» Task objective
Repeat the data that follows, word for word, without the images.

» Saved data entries
%%
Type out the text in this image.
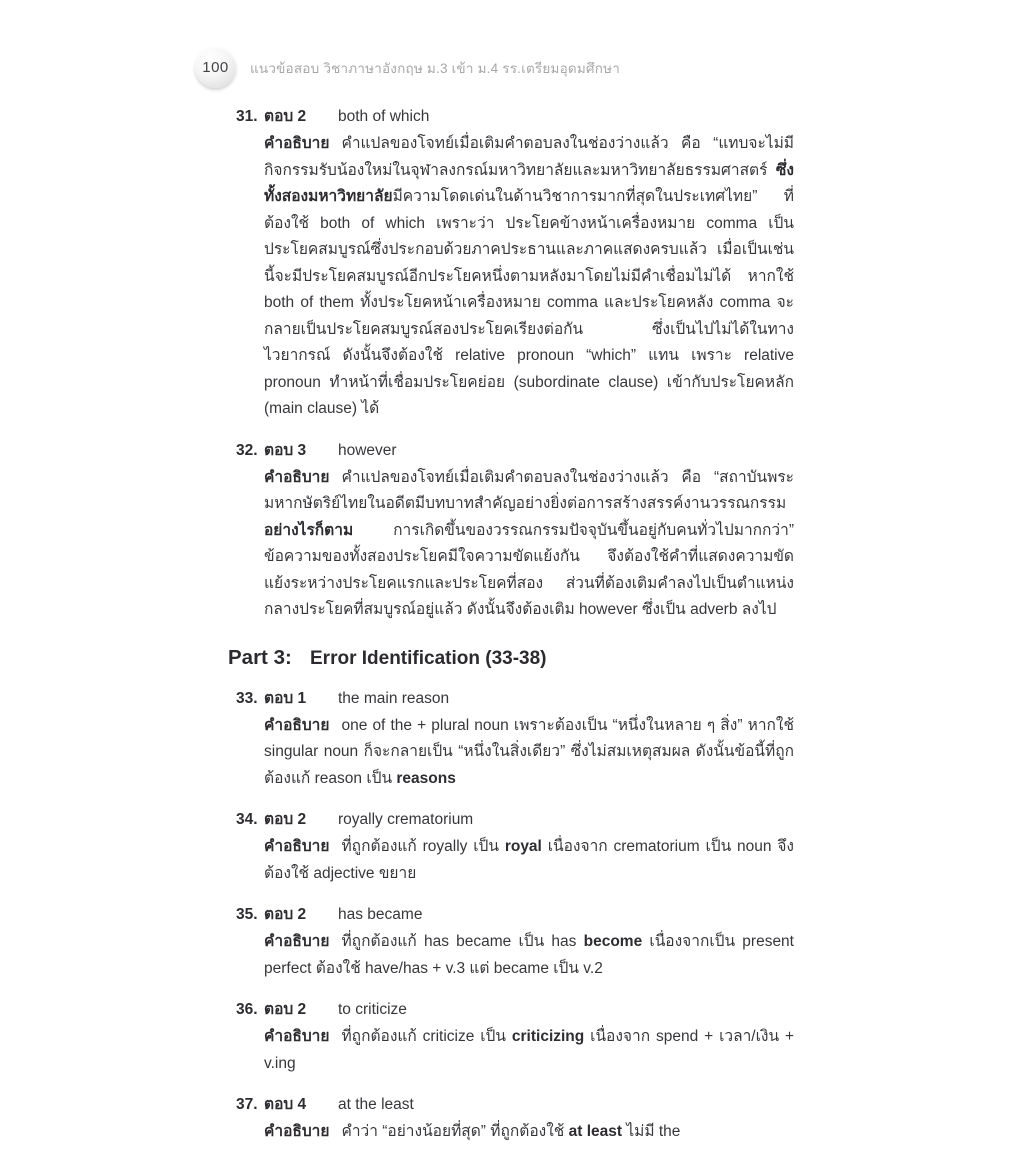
100 แนวข้อสอบ วิชาภาษาอังกฤษ ม.3 เข้า ม.4 รร.เตรียมอุดมศึกษา
31. ตอบ 2	both of which

คำอธิบาย คำแปลของโจทย์เมื่อเติมคำตอบลงในช่องว่างแล้ว คือ “แทบจะไม่มีกิจกรรมรับน้องใหม่ในจุฬาลงกรณ์มหาวิทยาลัยและมหาวิทยาลัยธรรมศาสตร์ ซึ่งทั้งสองมหาวิทยาลัยมีความโดดเด่นในด้านวิชาการมากที่สุดในประเทศไทย” ที่ต้องใช้ both of which เพราะว่า ประโยคข้างหน้าเครื่องหมาย comma เป็นประโยคสมบูรณ์ซึ่งประกอบด้วยภาคประธานและภาคแสดงครบแล้ว เมื่อเป็นเช่นนี้จะมีประโยคสมบูรณ์อีกประโยคหนึ่งตามหลังมาโดยไม่มีคำเชื่อมไม่ได้ หากใช้ both of them ทั้งประโยคหน้าเครื่องหมาย comma และประโยคหลัง comma จะกลายเป็นประโยคสมบูรณ์สองประโยคเรียงต่อกัน ซึ่งเป็นไปไม่ได้ในทางไวยากรณ์ ดังนั้นจึงต้องใช้ relative pronoun “which” แทน เพราะ relative pronoun ทำหน้าที่เชื่อมประโยคย่อย (subordinate clause) เข้ากับประโยคหลัก (main clause) ได้

32. ตอบ 3	however

คำอธิบาย คำแปลของโจทย์เมื่อเติมคำตอบลงในช่องว่างแล้ว คือ “สถาบันพระมหากษัตริย์ไทยในอดีตมีบทบาทสำคัญอย่างยิ่งต่อการสร้างสรรค์งานวรรณกรรม อย่างไรก็ตาม การเกิดขึ้นของวรรณกรรมปัจจุบันขึ้นอยู่กับคนทั่วไปมากกว่า” ข้อความของทั้งสองประโยคมีใจความขัดแย้งกัน จึงต้องใช้คำที่แสดงความขัดแย้งระหว่างประโยคแรกและประโยคที่สอง ส่วนที่ต้องเติมคำลงไปเป็นตำแหน่งกลางประโยคที่สมบูรณ์อยู่แล้ว ดังนั้นจึงต้องเติม however ซึ่งเป็น adverb ลงไป

Part 3: Error Identification (33-38)
33. ตอบ 1	the main reason

คำอธิบาย one of the + plural noun เพราะต้องเป็น “หนึ่งในหลาย ๆ สิ่ง” หากใช้ singular noun ก็จะกลายเป็น “หนึ่งในสิ่งเดียว” ซึ่งไม่สมเหตุสมผล ดังนั้นข้อนี้ที่ถูกต้องแก้ reason เป็น reasons

34. ตอบ 2	royally crematorium

คำอธิบาย ที่ถูกต้องแก้ royally เป็น royal เนื่องจาก crematorium เป็น noun จึงต้องใช้ adjective ขยาย

35. ตอบ 2	has became

คำอธิบาย ที่ถูกต้องแก้ has became เป็น has become เนื่องจากเป็น present perfect ต้องใช้ have/has + v.3 แต่ became เป็น v.2

36. ตอบ 2	to criticize

คำอธิบาย ที่ถูกต้องแก้ criticize เป็น criticizing เนื่องจาก spend + เวลา/เงิน + v.ing

37. ตอบ 4	at the least

คำอธิบาย คำว่า “อย่างน้อยที่สุด” ที่ถูกต้องใช้ at least ไม่มี the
%%
» Result of the task
Type out the text in this image.
100 แนวข้อสอบ วิชาภาษาอังกฤษ ม.3 เข้า ม.4 รร.เตรียมอุดมศึกษา
31. ตอบ 2	both of which

คำอธิบาย คำแปลของโจทย์เมื่อเติมคำตอบลงในช่องว่างแล้ว คือ “แทบจะไม่มีกิจกรรมรับน้องใหม่ในจุฬาลงกรณ์มหาวิทยาลัยและมหาวิทยาลัยธรรมศาสตร์ ซึ่งทั้งสองมหาวิทยาลัยมีความโดดเด่นในด้านวิชาการมากที่สุดในประเทศไทย” ที่ต้องใช้ both of which เพราะว่า ประโยคข้างหน้าเครื่องหมาย comma เป็นประโยคสมบูรณ์ซึ่งประกอบด้วยภาคประธานและภาคแสดงครบแล้ว เมื่อเป็นเช่นนี้จะมีประโยคสมบูรณ์อีกประโยคหนึ่งตามหลังมาโดยไม่มีคำเชื่อมไม่ได้ หากใช้ both of them ทั้งประโยคหน้าเครื่องหมาย comma และประโยคหลัง comma จะกลายเป็นประโยคสมบูรณ์สองประโยคเรียงต่อกัน ซึ่งเป็นไปไม่ได้ในทางไวยากรณ์ ดังนั้นจึงต้องใช้ relative pronoun “which” แทน เพราะ relative pronoun ทำหน้าที่เชื่อมประโยคย่อย (subordinate clause) เข้ากับประโยคหลัก (main clause) ได้

32. ตอบ 3	however

คำอธิบาย คำแปลของโจทย์เมื่อเติมคำตอบลงในช่องว่างแล้ว คือ “สถาบันพระมหากษัตริย์ไทยในอดีตมีบทบาทสำคัญอย่างยิ่งต่อการสร้างสรรค์งานวรรณกรรม อย่างไรก็ตาม การเกิดขึ้นของวรรณกรรมปัจจุบันขึ้นอยู่กับคนทั่วไปมากกว่า” ข้อความของทั้งสองประโยคมีใจความขัดแย้งกัน จึงต้องใช้คำที่แสดงความขัดแย้งระหว่างประโยคแรกและประโยคที่สอง ส่วนที่ต้องเติมคำลงไปเป็นตำแหน่งกลางประโยคที่สมบูรณ์อยู่แล้ว ดังนั้นจึงต้องเติม however ซึ่งเป็น adverb ลงไป

Part 3: Error Identification (33-38)
33. ตอบ 1	the main reason

คำอธิบาย one of the + plural noun เพราะต้องเป็น “หนึ่งในหลาย ๆ สิ่ง” หากใช้ singular noun ก็จะกลายเป็น “หนึ่งในสิ่งเดียว” ซึ่งไม่สมเหตุสมผล ดังนั้นข้อนี้ที่ถูกต้องแก้ reason เป็น reasons

34. ตอบ 2	royally crematorium

คำอธิบาย ที่ถูกต้องแก้ royally เป็น royal เนื่องจาก crematorium เป็น noun จึงต้องใช้ adjective ขยาย

35. ตอบ 2	has became

คำอธิบาย ที่ถูกต้องแก้ has became เป็น has become เนื่องจากเป็น present perfect ต้องใช้ have/has + v.3 แต่ became เป็น v.2

36. ตอบ 2	to criticize

คำอธิบาย ที่ถูกต้องแก้ criticize เป็น criticizing เนื่องจาก spend + เวลา/เงิน + v.ing

37. ตอบ 4	at the least

คำอธิบาย คำว่า “อย่างน้อยที่สุด” ที่ถูกต้องใช้ at least ไม่มี the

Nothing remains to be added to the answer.